● **DATA IN THIS EXERCISE**
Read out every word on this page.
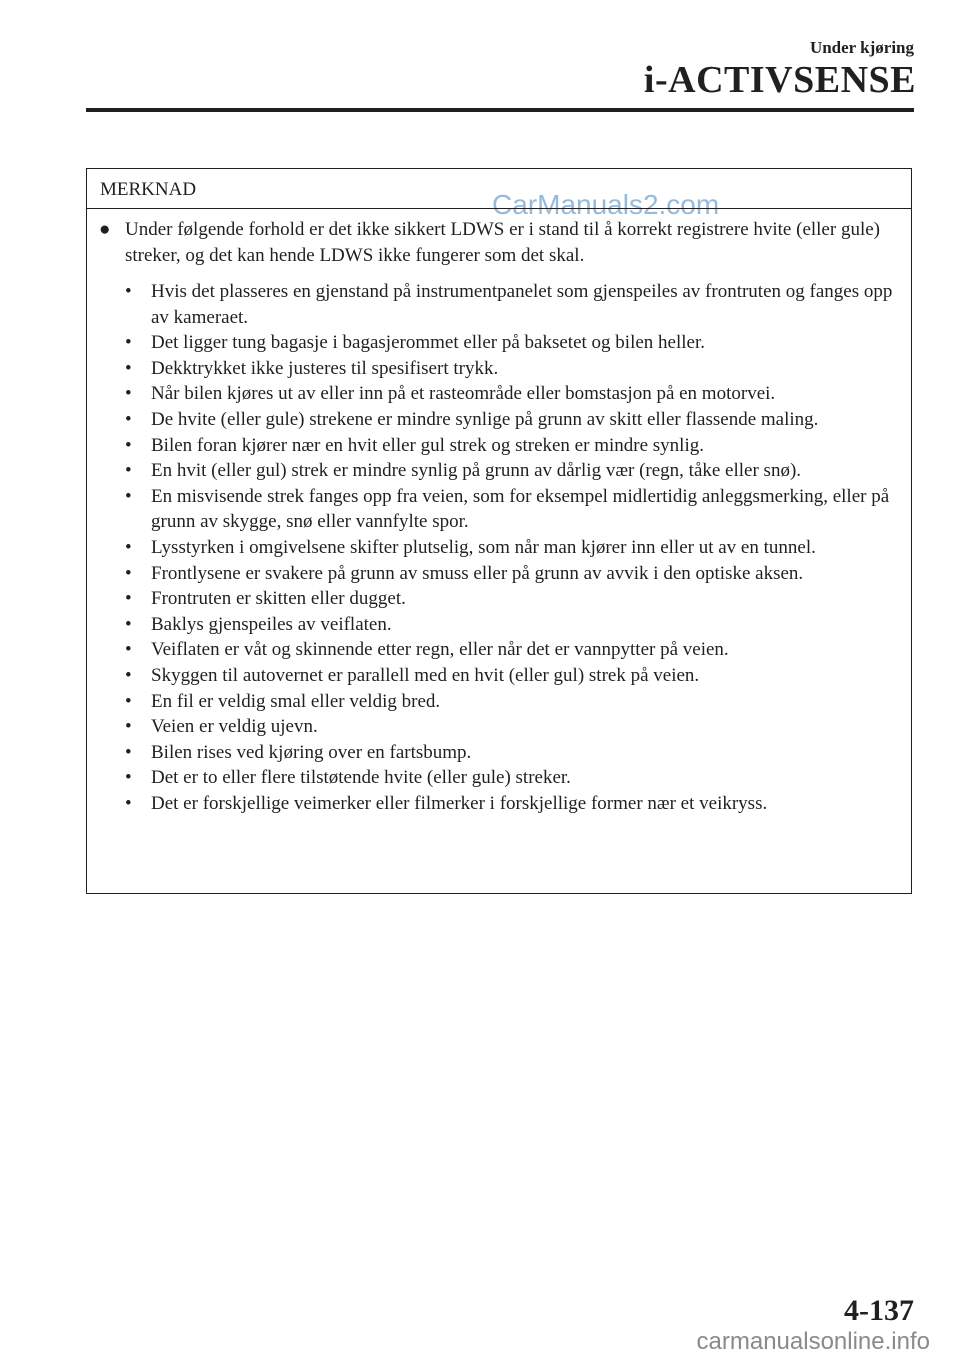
Under kjøring
i-ACTIVSENSE
MERKNAD	CarManuals2.com
● Under følgende forhold er det ikke sikkert LDWS er i stand til å korrekt registrere hvite (eller gule) streker, og det kan hende LDWS ikke fungerer som det skal.
• Hvis det plasseres en gjenstand på instrumentpanelet som gjenspeiles av frontruten og fanges opp av kameraet.
• Det ligger tung bagasje i bagasjerommet eller på baksetet og bilen heller.
• Dekktrykket ikke justeres til spesifisert trykk.
• Når bilen kjøres ut av eller inn på et rasteområde eller bomstasjon på en motorvei.
• De hvite (eller gule) strekene er mindre synlige på grunn av skitt eller flassende maling.
• Bilen foran kjører nær en hvit eller gul strek og streken er mindre synlig.
• En hvit (eller gul) strek er mindre synlig på grunn av dårlig vær (regn, tåke eller snø).
• En misvisende strek fanges opp fra veien, som for eksempel midlertidig anleggsmerking, eller på grunn av skygge, snø eller vannfylte spor.
• Lysstyrken i omgivelsene skifter plutselig, som når man kjører inn eller ut av en tunnel.
• Frontlysene er svakere på grunn av smuss eller på grunn av avvik i den optiske aksen.
• Frontruten er skitten eller dugget.
• Baklys gjenspeiles av veiflaten.
• Veiflaten er våt og skinnende etter regn, eller når det er vannpytter på veien.
• Skyggen til autovernet er parallell med en hvit (eller gul) strek på veien.
• En fil er veldig smal eller veldig bred.
• Veien er veldig ujevn.
• Bilen rises ved kjøring over en fartsbump.
• Det er to eller flere tilstøtende hvite (eller gule) streker.
• Det er forskjellige veimerker eller filmerker i forskjellige former nær et veikryss.
4-137
carmanualsonline.info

● **PROBLEM DESCRIPTION**
Copy all lines above containing the string "kjører".

● **OUTPUT OF THE TASK**
• Bilen foran kjører nær en hvit eller gul strek og streken er mindre synlig.
• Lysstyrken i omgivelsene skifter plutselig, som når man kjører inn eller ut av en tunnel.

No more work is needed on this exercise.